=== WHAT TO PRODUCE ===
All records below must be retyped exactly.

=== Dataset records ===
· · ·

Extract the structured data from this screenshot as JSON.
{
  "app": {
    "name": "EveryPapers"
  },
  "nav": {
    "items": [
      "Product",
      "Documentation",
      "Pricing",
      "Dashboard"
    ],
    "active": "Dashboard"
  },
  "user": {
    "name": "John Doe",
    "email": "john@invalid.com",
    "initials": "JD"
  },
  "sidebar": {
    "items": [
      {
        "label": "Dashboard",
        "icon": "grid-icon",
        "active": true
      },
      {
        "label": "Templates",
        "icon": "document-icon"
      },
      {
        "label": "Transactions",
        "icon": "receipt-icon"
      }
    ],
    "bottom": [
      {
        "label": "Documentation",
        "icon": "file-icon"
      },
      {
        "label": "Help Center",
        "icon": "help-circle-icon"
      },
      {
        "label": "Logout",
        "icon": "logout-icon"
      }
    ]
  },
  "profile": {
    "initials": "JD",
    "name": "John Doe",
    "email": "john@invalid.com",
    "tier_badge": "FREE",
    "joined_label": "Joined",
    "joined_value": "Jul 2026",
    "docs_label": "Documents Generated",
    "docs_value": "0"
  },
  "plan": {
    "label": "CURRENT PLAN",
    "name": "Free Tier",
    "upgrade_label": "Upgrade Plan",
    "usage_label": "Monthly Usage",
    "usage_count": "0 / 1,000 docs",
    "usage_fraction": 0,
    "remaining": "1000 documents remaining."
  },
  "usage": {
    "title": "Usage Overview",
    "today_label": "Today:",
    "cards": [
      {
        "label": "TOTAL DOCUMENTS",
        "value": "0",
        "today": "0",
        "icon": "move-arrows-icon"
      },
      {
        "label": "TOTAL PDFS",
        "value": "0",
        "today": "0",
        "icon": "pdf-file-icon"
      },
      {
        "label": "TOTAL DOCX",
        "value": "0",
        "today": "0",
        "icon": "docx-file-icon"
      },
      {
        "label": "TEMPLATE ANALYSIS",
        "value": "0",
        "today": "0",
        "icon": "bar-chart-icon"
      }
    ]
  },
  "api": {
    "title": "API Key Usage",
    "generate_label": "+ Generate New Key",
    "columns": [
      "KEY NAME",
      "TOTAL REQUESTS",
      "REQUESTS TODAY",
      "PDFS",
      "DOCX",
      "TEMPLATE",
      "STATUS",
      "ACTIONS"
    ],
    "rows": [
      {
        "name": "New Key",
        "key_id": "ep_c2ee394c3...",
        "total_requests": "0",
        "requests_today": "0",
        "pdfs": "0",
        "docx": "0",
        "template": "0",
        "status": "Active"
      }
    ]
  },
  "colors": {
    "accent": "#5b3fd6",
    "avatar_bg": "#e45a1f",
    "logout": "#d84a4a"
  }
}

· · ·

=== SOLVED EXERCISE ===
Extract the structured data from this screenshot as JSON.
{
  "app": {
    "name": "EveryPapers"
  },
  "nav": {
    "items": [
      "Product",
      "Documentation",
      "Pricing",
      "Dashboard"
    ],
    "active": "Dashboard"
  },
  "user": {
    "name": "John Doe",
    "email": "john@invalid.com",
    "initials": "JD"
  },
  "sidebar": {
    "items": [
      {
        "label": "Dashboard",
        "icon": "grid-icon",
        "active": true
      },
      {
        "label": "Templates",
        "icon": "document-icon"
      },
      {
        "label": "Transactions",
        "icon": "receipt-icon"
      }
    ],
    "bottom": [
      {
        "label": "Documentation",
        "icon": "file-icon"
      },
      {
        "label": "Help Center",
        "icon": "help-circle-icon"
      },
      {
        "label": "Logout",
        "icon": "logout-icon"
      }
    ]
  },
  "profile": {
    "initials": "JD",
    "name": "John Doe",
    "email": "john@invalid.com",
    "tier_badge": "FREE",
    "joined_label": "Joined",
    "joined_value": "Jul 2026",
    "docs_label": "Documents Generated",
    "docs_value": "0"
  },
  "plan": {
    "label": "CURRENT PLAN",
    "name": "Free Tier",
    "upgrade_label": "Upgrade Plan",
    "usage_label": "Monthly Usage",
    "usage_count": "0 / 1,000 docs",
    "usage_fraction": 0,
    "remaining": "1000 documents remaining."
  },
  "usage": {
    "title": "Usage Overview",
    "today_label": "Today:",
    "cards": [
      {
        "label": "TOTAL DOCUMENTS",
        "value": "0",
        "today": "0",
        "icon": "move-arrows-icon"
      },
      {
        "label": "TOTAL PDFS",
        "value": "0",
        "today": "0",
        "icon": "pdf-file-icon"
      },
      {
        "label": "TOTAL DOCX",
        "value": "0",
        "today": "0",
        "icon": "docx-file-icon"
      },
      {
        "label": "TEMPLATE ANALYSIS",
        "value": "0",
        "today": "0",
        "icon": "bar-chart-icon"
      }
    ]
  },
  "api": {
    "title": "API Key Usage",
    "generate_label": "+ Generate New Key",
    "columns": [
      "KEY NAME",
      "TOTAL REQUESTS",
      "REQUESTS TODAY",
      "PDFS",
      "DOCX",
      "TEMPLATE",
      "STATUS",
      "ACTIONS"
    ],
    "rows": [
      {
        "name": "New Key",
        "key_id": "ep_c2ee394c3...",
        "total_requests": "0",
        "requests_today": "0",
        "pdfs": "0",
        "docx": "0",
        "template": "0",
        "status": "Active"
      }
    ]
  },
  "colors": {
    "accent": "#5b3fd6",
    "avatar_bg": "#e45a1f",
    "logout": "#d84a4a"
  }
}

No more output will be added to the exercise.